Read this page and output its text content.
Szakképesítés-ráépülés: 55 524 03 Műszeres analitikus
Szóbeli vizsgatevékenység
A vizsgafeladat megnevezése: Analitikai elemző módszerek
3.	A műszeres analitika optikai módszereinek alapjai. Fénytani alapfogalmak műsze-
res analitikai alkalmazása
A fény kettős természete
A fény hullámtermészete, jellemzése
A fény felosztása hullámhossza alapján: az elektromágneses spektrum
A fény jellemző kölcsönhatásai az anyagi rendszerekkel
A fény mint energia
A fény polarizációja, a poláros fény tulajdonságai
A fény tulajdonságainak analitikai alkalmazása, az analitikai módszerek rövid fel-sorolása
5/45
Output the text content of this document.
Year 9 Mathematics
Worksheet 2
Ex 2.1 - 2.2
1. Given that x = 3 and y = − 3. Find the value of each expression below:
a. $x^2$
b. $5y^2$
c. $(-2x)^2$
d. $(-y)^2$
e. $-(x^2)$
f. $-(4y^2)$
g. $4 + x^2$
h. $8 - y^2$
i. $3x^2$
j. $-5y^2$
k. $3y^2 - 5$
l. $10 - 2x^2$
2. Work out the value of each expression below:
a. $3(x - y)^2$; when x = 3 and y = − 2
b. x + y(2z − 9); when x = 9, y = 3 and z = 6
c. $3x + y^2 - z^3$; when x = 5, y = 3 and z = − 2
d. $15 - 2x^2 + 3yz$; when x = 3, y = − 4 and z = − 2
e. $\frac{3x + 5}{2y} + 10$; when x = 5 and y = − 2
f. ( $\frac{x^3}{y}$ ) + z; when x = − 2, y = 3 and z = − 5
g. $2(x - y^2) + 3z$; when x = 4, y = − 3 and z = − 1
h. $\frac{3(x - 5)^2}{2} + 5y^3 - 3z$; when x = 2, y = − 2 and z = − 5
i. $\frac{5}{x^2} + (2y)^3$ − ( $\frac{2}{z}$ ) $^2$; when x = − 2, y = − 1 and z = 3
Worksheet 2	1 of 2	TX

### Problem to solve
Lines containing the word "expression" must all be returned from the material above.

### Task response
1. Given that x = 3 and y = − 3. Find the value of each expression below:
2. Work out the value of each expression below:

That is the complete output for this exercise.